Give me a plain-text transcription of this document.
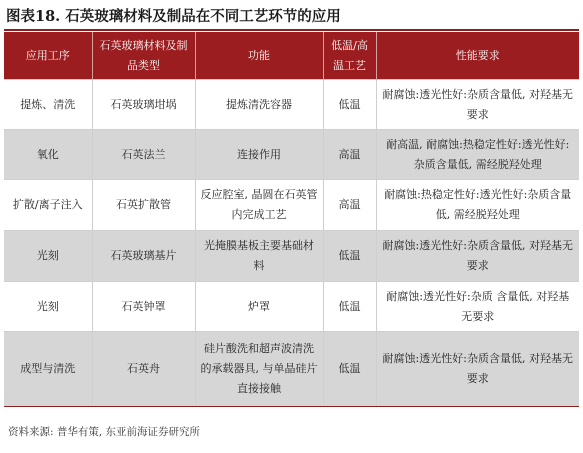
图表18. 石英玻璃材料及制品在不同工艺环节的应用
应用工序	石英玻璃材料及制品类型	功能	低温/高温工艺	性能要求
提炼、清洗	石英玻璃坩埚	提炼清洗容器	低温	耐腐蚀:透光性好:杂质含量低, 对羟基无要求
氧化	石英法兰	连接作用	高温	耐高温, 耐腐蚀:热稳定性好:透光性好:杂质含量低, 需经脱羟处理
扩散/离子注入	石英扩散管	反应腔室, 晶圆在石英管内完成工艺	高温	耐腐蚀:热稳定性好:透光性好:杂质含量低, 需经脱羟处理
光刻	石英玻璃基片	光掩膜基板主要基础材料	低温	耐腐蚀:透光性好:杂质含量低, 对羟基无要求
光刻	石英钟罩	炉罩	低温	耐腐蚀:透光性好:杂质 含量低, 对羟基无要求
成型与清洗	石英舟	硅片酸洗和超声波清洗的承载器具, 与单晶硅片直接接触	低温	耐腐蚀:透光性好:杂质含量低, 对羟基无要求
资料来源: 普华有策, 东亚前海证券研究所
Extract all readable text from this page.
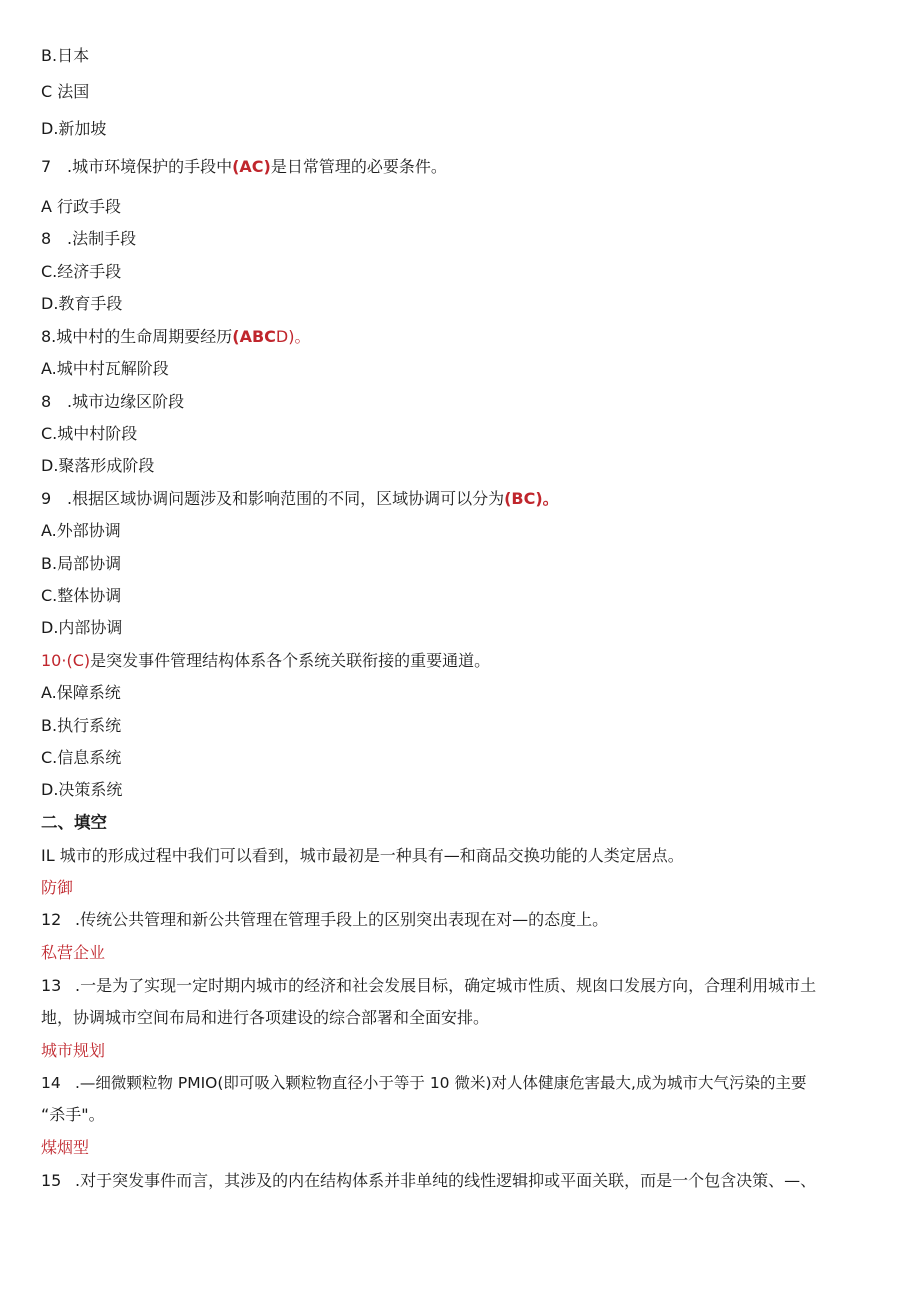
B.日本
C 法国
D.新加坡
7 .城市环境保护的手段中(AC)是日常管理的必要条件。
A 行政手段
8 .法制手段
C.经济手段
D.教育手段
8.城中村的生命周期要经历(ABCD)。
A.城中村瓦解阶段
8 .城市边缘区阶段
C.城中村阶段
D.聚落形成阶段
9 .根据区域协调问题涉及和影响范围的不同，区域协调可以分为(BC)。
A.外部协调
B.局部协调
C.整体协调
D.内部协调
10·(C)是突发事件管理结构体系各个系统关联衔接的重要通道。
A.保障系统
B.执行系统
C.信息系统
D.决策系统
二、填空
IL 城市的形成过程中我们可以看到，城市最初是一种具有—和商品交换功能的人类定居点。
防御
12 .传统公共管理和新公共管理在管理手段上的区别突出表现在对—的态度上。
私营企业
13 .一是为了实现一定时期内城市的经济和社会发展目标，确定城市性质、规囱口发展方向，合理利用城市土
地，协调城市空间布局和进行各项建设的综合部署和全面安排。
城市规划
14 .—细微颗粒物 PMIO(即可吸入颗粒物直径小于等于 10 微米)对人体健康危害最大,成为城市大气污染的主要
“杀手"。
煤烟型
15 .对于突发事件而言，其涉及的内在结构体系并非单纯的线性逻辑抑或平面关联，而是一个包含决策、—、
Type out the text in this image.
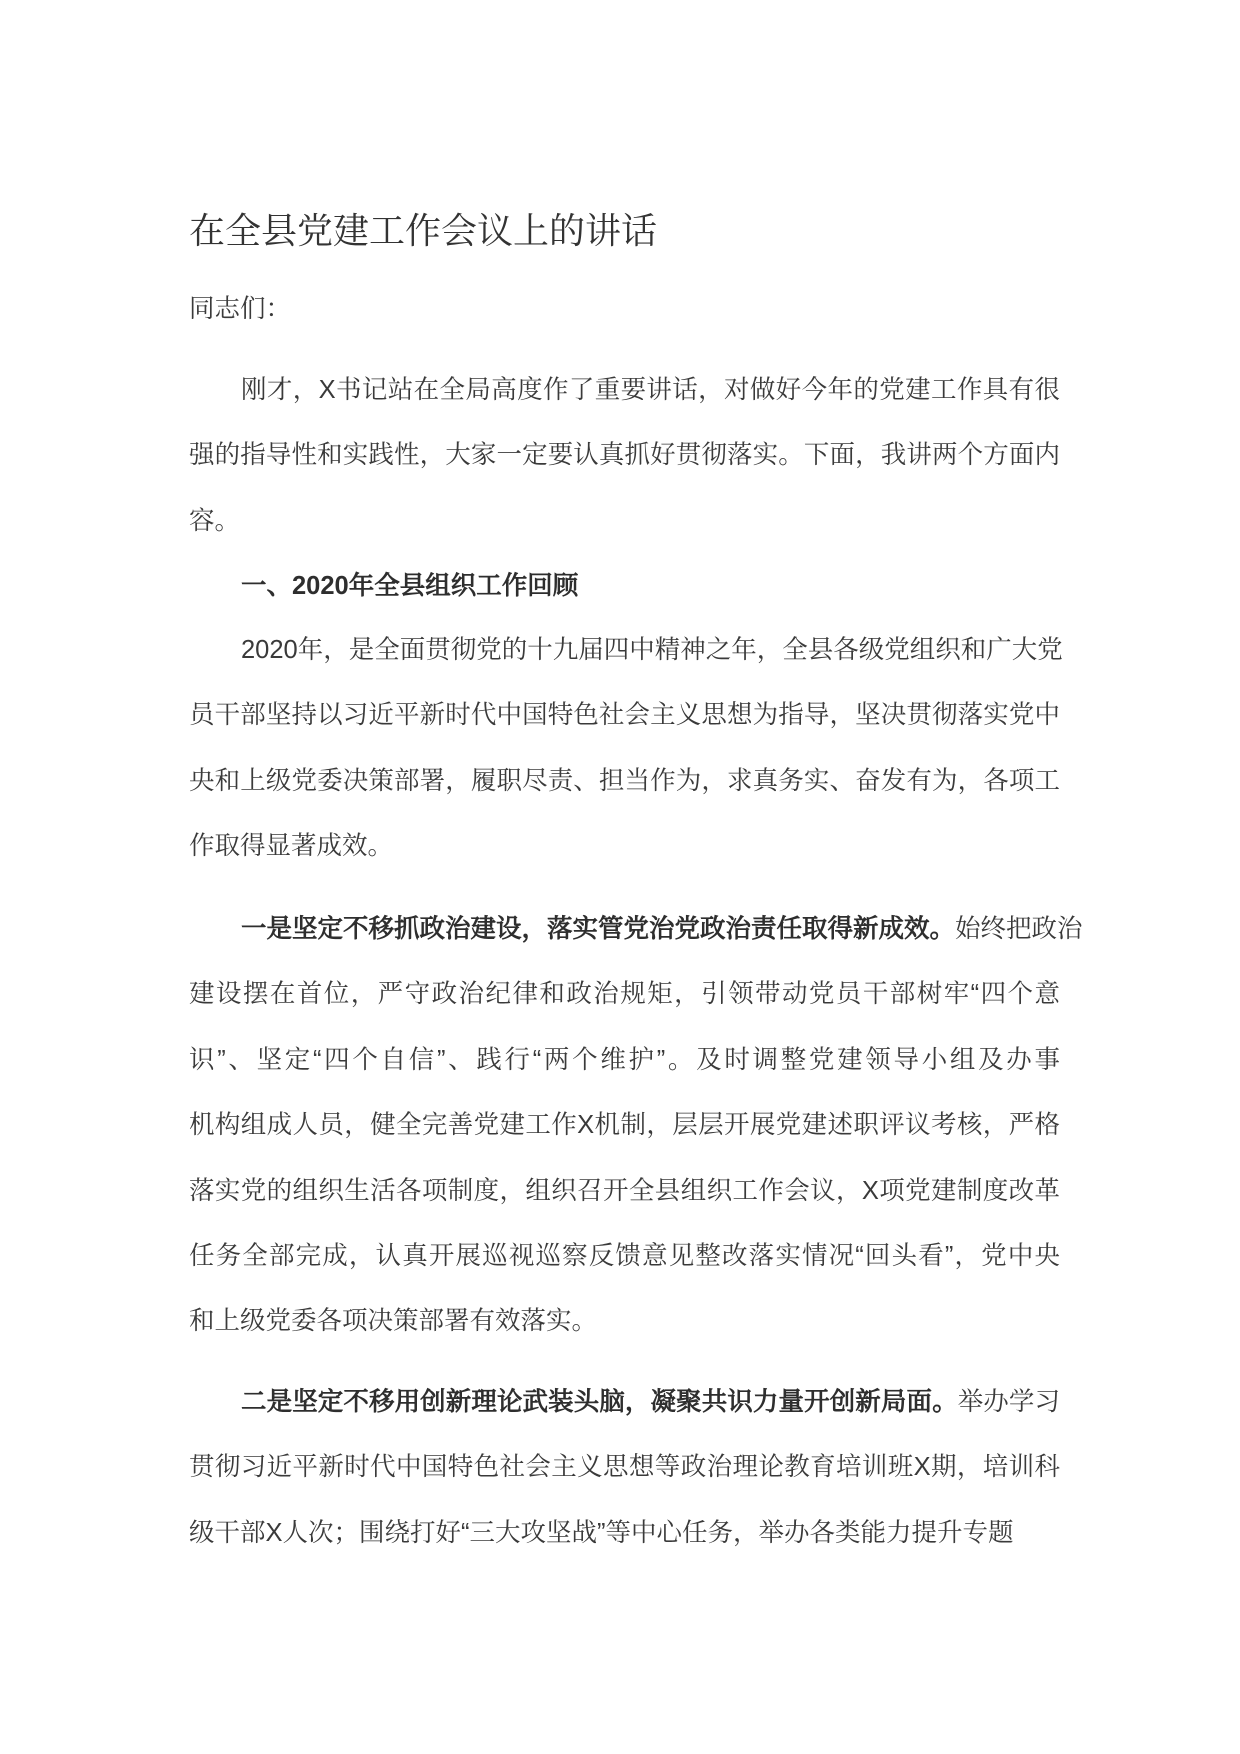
在全县党建工作会议上的讲话
同志们：
刚才，X书记站在全局高度作了重要讲话，对做好今年的党建工作具有很
强的指导性和实践性，大家一定要认真抓好贯彻落实。下面，我讲两个方面内
容。
一、2020年全县组织工作回顾
2020年，是全面贯彻党的十九届四中精神之年，全县各级党组织和广大党
员干部坚持以习近平新时代中国特色社会主义思想为指导，坚决贯彻落实党中
央和上级党委决策部署，履职尽责、担当作为，求真务实、奋发有为，各项工
作取得显著成效。
一是坚定不移抓政治建设，落实管党治党政治责任取得新成效。始终把政治
建设摆在首位，严守政治纪律和政治规矩，引领带动党员干部树牢“四个意
识”、坚定“四个自信”、践行“两个维护”。及时调整党建领导小组及办事
机构组成人员，健全完善党建工作X机制，层层开展党建述职评议考核，严格
落实党的组织生活各项制度，组织召开全县组织工作会议，X项党建制度改革
任务全部完成，认真开展巡视巡察反馈意见整改落实情况“回头看”，党中央
和上级党委各项决策部署有效落实。
二是坚定不移用创新理论武装头脑，凝聚共识力量开创新局面。举办学习
贯彻习近平新时代中国特色社会主义思想等政治理论教育培训班X期，培训科
级干部X人次；围绕打好“三大攻坚战”等中心任务，举办各类能力提升专题
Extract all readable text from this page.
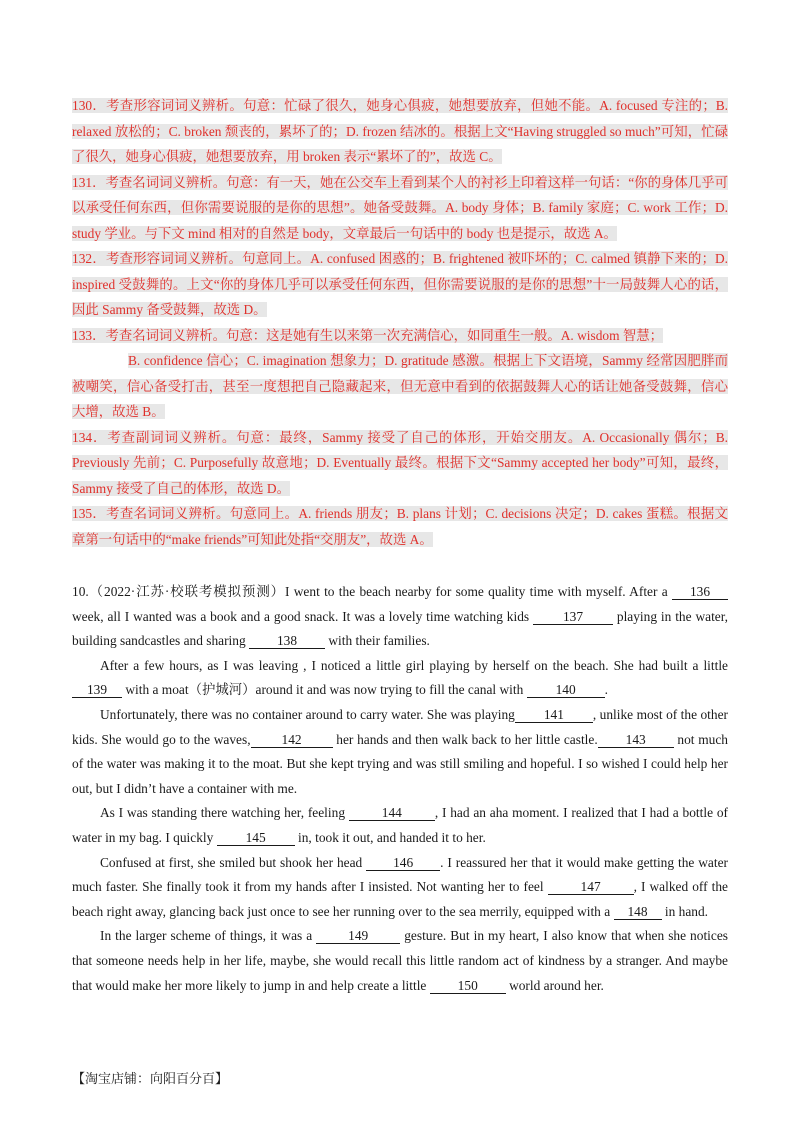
130．考查形容词词义辨析。句意：忙碌了很久，她身心俱疲，她想要放弃，但她不能。A. focused 专注的；B. relaxed 放松的；C. broken 颓丧的，累坏了的；D. frozen 结冰的。根据上文“Having struggled so much”可知，忙碌了很久，她身心俱疲，她想要放弃，用 broken 表示“累坏了的”，故选 C。

131．考查名词词义辨析。句意：有一天，她在公交车上看到某个人的衬衫上印着这样一句话：“你的身体几乎可以承受任何东西，但你需要说服的是你的思想”。她备受鼓舞。A. body 身体；B. family 家庭；C. work 工作；D. study 学业。与下文 mind 相对的自然是 body，文章最后一句话中的 body 也是提示，故选 A。

132．考查形容词词义辨析。句意同上。A. confused 困惑的；B. frightened 被吓坏的；C. calmed 镇静下来的；D. inspired 受鼓舞的。上文“你的身体几乎可以承受任何东西，但你需要说服的是你的思想”十一局鼓舞人心的话，因此 Sammy 备受鼓舞，故选 D。

133．考查名词词义辨析。句意：这是她有生以来第一次充满信心，如同重生一般。A. wisdom 智慧；

B. confidence 信心；C. imagination 想象力；D. gratitude 感激。根据上下文语境，Sammy 经常因肥胖而被嘲笑，信心备受打击，甚至一度想把自己隐藏起来，但无意中看到的依据鼓舞人心的话让她备受鼓舞，信心大增，故选 B。

134．考查副词词义辨析。句意：最终，Sammy 接受了自己的体形，开始交朋友。A. Occasionally 偶尔；B. Previously 先前；C. Purposefully 故意地；D. Eventually 最终。根据下文“Sammy accepted her body”可知，最终，Sammy 接受了自己的体形，故选 D。

135．考查名词词义辨析。句意同上。A. friends 朋友；B. plans 计划；C. decisions 决定；D. cakes 蛋糕。根据文章第一句话中的“make friends”可知此处指“交朋友”，故选 A。

10.（2022·江苏·校联考模拟预测）I went to the beach nearby for some quality time with myself. After a 136 week, all I wanted was a book and a good snack. It was a lovely time watching kids 137 playing in the water, building sandcastles and sharing 138 with their families.

After a few hours, as I was leaving , I noticed a little girl playing by herself on the beach. She had built a little 139 with a moat（护城河）around it and was now trying to fill the canal with 140 .

Unfortunately, there was no container around to carry water. She was playing 141 , unlike most of the other kids. She would go to the waves, 142 her hands and then walk back to her little castle. 143 not much of the water was making it to the moat. But she kept trying and was still smiling and hopeful. I so wished I could help her out, but I didn’t have a container with me.

As I was standing there watching her, feeling 144 , I had an aha moment. I realized that I had a bottle of water in my bag. I quickly 145 in, took it out, and handed it to her.

Confused at first, she smiled but shook her head 146 . I reassured her that it would make getting the water much faster. She finally took it from my hands after I insisted. Not wanting her to feel 147 , I walked off the beach right away, glancing back just once to see her running over to the sea merrily, equipped with a 148 in hand.

In the larger scheme of things, it was a 149 gesture. But in my heart, I also know that when she notices that someone needs help in her life, maybe, she would recall this little random act of kindness by a stranger. And maybe that would make her more likely to jump in and help create a little 150 world around her.

【淘宝店铺：向阳百分百】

PROBLEM REQUIREMENTS → Which lines hold the word "热稳定性好"? Show each one.

EXERCISE SOLUTION →
氧化	石英法兰	连接作用	高温	耐高温, 耐腐蚀:热稳定性好:透光性好:杂质含量低, 需经脱羟处理
扩散/离子注入	石英扩散管	反应腔室, 晶圆在石英管内完成工艺	高温	耐腐蚀:热稳定性好:透光性好:杂质含量低, 需经脱羟处理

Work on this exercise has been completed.